[Data items]

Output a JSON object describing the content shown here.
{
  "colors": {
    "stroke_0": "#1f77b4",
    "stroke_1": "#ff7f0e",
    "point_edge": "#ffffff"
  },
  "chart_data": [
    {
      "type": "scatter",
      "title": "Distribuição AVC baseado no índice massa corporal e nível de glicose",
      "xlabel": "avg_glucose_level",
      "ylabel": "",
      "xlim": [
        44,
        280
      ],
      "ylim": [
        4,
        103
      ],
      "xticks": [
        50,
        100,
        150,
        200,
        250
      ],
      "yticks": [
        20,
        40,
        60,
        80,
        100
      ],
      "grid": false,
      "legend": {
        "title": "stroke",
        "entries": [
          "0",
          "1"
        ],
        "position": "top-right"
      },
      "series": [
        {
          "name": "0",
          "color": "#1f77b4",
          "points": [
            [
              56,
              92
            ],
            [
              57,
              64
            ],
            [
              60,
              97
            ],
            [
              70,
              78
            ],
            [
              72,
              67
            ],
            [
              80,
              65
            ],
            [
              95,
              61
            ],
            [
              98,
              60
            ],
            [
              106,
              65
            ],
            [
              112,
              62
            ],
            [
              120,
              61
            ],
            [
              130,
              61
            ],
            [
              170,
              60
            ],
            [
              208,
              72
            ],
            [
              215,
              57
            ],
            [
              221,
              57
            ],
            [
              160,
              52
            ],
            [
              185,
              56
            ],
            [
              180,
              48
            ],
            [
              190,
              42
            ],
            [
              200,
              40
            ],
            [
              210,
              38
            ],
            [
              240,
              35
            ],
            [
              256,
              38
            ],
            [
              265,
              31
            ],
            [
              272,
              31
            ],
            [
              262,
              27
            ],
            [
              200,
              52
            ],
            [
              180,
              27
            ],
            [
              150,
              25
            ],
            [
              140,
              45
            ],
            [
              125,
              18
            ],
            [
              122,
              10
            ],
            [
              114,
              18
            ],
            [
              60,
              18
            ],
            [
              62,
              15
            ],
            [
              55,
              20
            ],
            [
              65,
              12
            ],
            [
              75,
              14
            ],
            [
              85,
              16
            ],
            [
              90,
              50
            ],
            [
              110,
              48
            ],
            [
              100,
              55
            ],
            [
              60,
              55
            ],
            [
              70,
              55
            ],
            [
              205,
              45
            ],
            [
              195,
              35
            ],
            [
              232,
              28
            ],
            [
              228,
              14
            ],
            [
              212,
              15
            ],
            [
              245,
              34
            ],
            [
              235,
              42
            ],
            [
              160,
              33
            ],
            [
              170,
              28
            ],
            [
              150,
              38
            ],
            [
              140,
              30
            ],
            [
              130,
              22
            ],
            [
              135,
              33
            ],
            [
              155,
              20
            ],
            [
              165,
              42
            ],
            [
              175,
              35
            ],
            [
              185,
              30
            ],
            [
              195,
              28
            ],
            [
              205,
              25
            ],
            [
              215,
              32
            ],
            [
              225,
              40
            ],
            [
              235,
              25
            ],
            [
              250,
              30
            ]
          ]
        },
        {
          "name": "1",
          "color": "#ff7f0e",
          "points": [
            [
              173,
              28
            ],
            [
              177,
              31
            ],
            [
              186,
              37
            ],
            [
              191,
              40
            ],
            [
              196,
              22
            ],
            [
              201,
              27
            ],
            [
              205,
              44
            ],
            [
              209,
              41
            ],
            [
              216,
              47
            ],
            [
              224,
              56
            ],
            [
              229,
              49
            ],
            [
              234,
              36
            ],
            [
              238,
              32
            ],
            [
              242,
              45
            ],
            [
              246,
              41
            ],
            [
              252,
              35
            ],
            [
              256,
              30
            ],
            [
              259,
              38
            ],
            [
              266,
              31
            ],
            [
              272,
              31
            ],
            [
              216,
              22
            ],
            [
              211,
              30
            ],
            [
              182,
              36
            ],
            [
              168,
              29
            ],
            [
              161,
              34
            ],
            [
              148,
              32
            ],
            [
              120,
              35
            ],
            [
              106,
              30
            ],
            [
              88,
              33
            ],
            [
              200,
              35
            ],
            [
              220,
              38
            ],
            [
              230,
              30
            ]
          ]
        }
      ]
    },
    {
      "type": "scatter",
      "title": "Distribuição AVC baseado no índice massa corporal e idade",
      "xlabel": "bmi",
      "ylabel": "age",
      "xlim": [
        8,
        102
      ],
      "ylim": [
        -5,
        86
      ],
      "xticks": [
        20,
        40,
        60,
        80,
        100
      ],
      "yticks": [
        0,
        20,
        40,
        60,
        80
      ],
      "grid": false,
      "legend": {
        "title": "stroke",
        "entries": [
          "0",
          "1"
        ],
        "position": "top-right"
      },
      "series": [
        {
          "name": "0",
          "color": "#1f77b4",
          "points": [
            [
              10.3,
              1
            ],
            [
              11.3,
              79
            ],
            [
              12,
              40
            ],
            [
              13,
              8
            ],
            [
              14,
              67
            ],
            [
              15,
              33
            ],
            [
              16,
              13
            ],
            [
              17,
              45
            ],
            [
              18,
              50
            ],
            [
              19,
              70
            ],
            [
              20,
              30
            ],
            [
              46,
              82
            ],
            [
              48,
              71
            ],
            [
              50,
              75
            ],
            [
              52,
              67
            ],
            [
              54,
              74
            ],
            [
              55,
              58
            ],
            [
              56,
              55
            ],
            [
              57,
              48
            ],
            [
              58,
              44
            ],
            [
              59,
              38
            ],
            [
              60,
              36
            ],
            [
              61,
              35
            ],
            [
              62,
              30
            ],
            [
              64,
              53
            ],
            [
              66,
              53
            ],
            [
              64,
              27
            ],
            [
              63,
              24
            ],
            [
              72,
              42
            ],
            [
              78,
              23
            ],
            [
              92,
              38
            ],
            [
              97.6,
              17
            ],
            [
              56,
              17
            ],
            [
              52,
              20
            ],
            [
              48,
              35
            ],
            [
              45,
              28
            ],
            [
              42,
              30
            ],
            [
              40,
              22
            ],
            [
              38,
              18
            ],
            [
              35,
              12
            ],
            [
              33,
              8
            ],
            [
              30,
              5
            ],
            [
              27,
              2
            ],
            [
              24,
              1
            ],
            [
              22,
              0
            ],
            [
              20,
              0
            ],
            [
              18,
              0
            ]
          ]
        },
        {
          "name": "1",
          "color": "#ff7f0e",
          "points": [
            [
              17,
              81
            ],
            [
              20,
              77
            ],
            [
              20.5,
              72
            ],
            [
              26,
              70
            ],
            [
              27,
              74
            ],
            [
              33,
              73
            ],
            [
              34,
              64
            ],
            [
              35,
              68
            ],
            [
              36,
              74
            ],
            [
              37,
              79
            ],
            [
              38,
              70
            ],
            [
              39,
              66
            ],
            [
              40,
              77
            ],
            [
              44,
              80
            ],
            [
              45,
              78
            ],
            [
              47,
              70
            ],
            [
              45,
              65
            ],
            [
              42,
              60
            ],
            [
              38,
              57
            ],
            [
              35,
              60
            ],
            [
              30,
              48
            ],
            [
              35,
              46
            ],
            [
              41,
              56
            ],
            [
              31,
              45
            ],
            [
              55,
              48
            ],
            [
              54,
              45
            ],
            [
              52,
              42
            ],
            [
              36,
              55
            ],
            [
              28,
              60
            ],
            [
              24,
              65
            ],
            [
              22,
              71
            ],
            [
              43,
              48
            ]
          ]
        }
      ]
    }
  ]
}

THE TASK
Copy out every line in the listing where the word "corporal" appears.

COMPLETE RESPONSE
      "title": "Distribuição AVC baseado no índice massa corporal e nível de glicose",
      "title": "Distribuição AVC baseado no índice massa corporal e idade",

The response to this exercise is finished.